What is asked:
Without the images, print all the entries below exactly as given.

Data records:

========================

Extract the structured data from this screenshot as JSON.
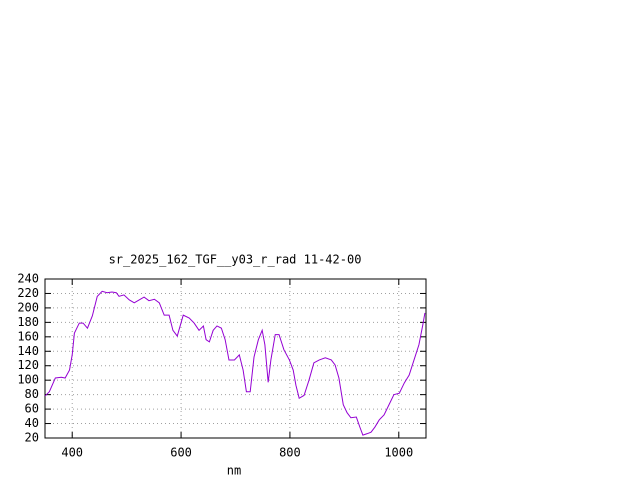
{
  "chart_data": {
    "type": "line",
    "title": "sr_2025_162_TGF__y03_r_rad 11-42-00",
    "x_label": "nm",
    "xlim": [
      350,
      1050
    ],
    "xticks": [
      400,
      600,
      800,
      1000
    ],
    "ylim": [
      20,
      240
    ],
    "yticks": [
      20,
      40,
      60,
      80,
      100,
      120,
      140,
      160,
      180,
      200,
      220,
      240
    ],
    "grid": true,
    "series": [
      {
        "color": "#9400d3",
        "x": [
          350,
          358,
          369,
          380,
          387,
          395,
          400,
          404,
          413,
          420,
          428,
          437,
          446,
          455,
          464,
          473,
          481,
          486,
          495,
          505,
          514,
          523,
          532,
          541,
          551,
          560,
          569,
          578,
          585,
          593,
          596,
          604,
          615,
          624,
          633,
          641,
          646,
          652,
          659,
          666,
          674,
          681,
          688,
          698,
          707,
          714,
          720,
          727,
          734,
          742,
          749,
          754,
          760,
          765,
          773,
          780,
          789,
          799,
          806,
          811,
          817,
          826,
          835,
          844,
          854,
          865,
          876,
          883,
          890,
          898,
          905,
          912,
          922,
          929,
          934,
          942,
          949,
          956,
          964,
          973,
          982,
          991,
          1001,
          1010,
          1019,
          1028,
          1037,
          1044,
          1048
        ],
        "values": [
          78,
          84,
          103,
          104,
          103,
          114,
          135,
          165,
          179,
          179,
          172,
          189,
          216,
          223,
          221,
          222,
          221,
          216,
          218,
          211,
          207,
          211,
          215,
          210,
          212,
          207,
          190,
          190,
          169,
          161,
          169,
          190,
          186,
          179,
          169,
          175,
          156,
          153,
          169,
          175,
          172,
          156,
          128,
          128,
          135,
          114,
          84,
          84,
          132,
          156,
          169,
          149,
          97,
          128,
          163,
          163,
          142,
          128,
          114,
          93,
          75,
          79,
          100,
          124,
          128,
          131,
          128,
          121,
          103,
          66,
          55,
          48,
          49,
          34,
          24,
          26,
          28,
          35,
          45,
          52,
          66,
          80,
          82,
          96,
          107,
          128,
          149,
          176,
          193
        ]
      }
    ]
  }
}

========================

Task output:
Extract the structured data from this screenshot as JSON.
{
  "chart_data": {
    "type": "line",
    "title": "sr_2025_162_TGF__y03_r_rad 11-42-00",
    "x_label": "nm",
    "xlim": [
      350,
      1050
    ],
    "xticks": [
      400,
      600,
      800,
      1000
    ],
    "ylim": [
      20,
      240
    ],
    "yticks": [
      20,
      40,
      60,
      80,
      100,
      120,
      140,
      160,
      180,
      200,
      220,
      240
    ],
    "grid": true,
    "series": [
      {
        "color": "#9400d3",
        "x": [
          350,
          358,
          369,
          380,
          387,
          395,
          400,
          404,
          413,
          420,
          428,
          437,
          446,
          455,
          464,
          473,
          481,
          486,
          495,
          505,
          514,
          523,
          532,
          541,
          551,
          560,
          569,
          578,
          585,
          593,
          596,
          604,
          615,
          624,
          633,
          641,
          646,
          652,
          659,
          666,
          674,
          681,
          688,
          698,
          707,
          714,
          720,
          727,
          734,
          742,
          749,
          754,
          760,
          765,
          773,
          780,
          789,
          799,
          806,
          811,
          817,
          826,
          835,
          844,
          854,
          865,
          876,
          883,
          890,
          898,
          905,
          912,
          922,
          929,
          934,
          942,
          949,
          956,
          964,
          973,
          982,
          991,
          1001,
          1010,
          1019,
          1028,
          1037,
          1044,
          1048
        ],
        "values": [
          78,
          84,
          103,
          104,
          103,
          114,
          135,
          165,
          179,
          179,
          172,
          189,
          216,
          223,
          221,
          222,
          221,
          216,
          218,
          211,
          207,
          211,
          215,
          210,
          212,
          207,
          190,
          190,
          169,
          161,
          169,
          190,
          186,
          179,
          169,
          175,
          156,
          153,
          169,
          175,
          172,
          156,
          128,
          128,
          135,
          114,
          84,
          84,
          132,
          156,
          169,
          149,
          97,
          128,
          163,
          163,
          142,
          128,
          114,
          93,
          75,
          79,
          100,
          124,
          128,
          131,
          128,
          121,
          103,
          66,
          55,
          48,
          49,
          34,
          24,
          26,
          28,
          35,
          45,
          52,
          66,
          80,
          82,
          96,
          107,
          128,
          149,
          176,
          193
        ]
      }
    ]
  }
}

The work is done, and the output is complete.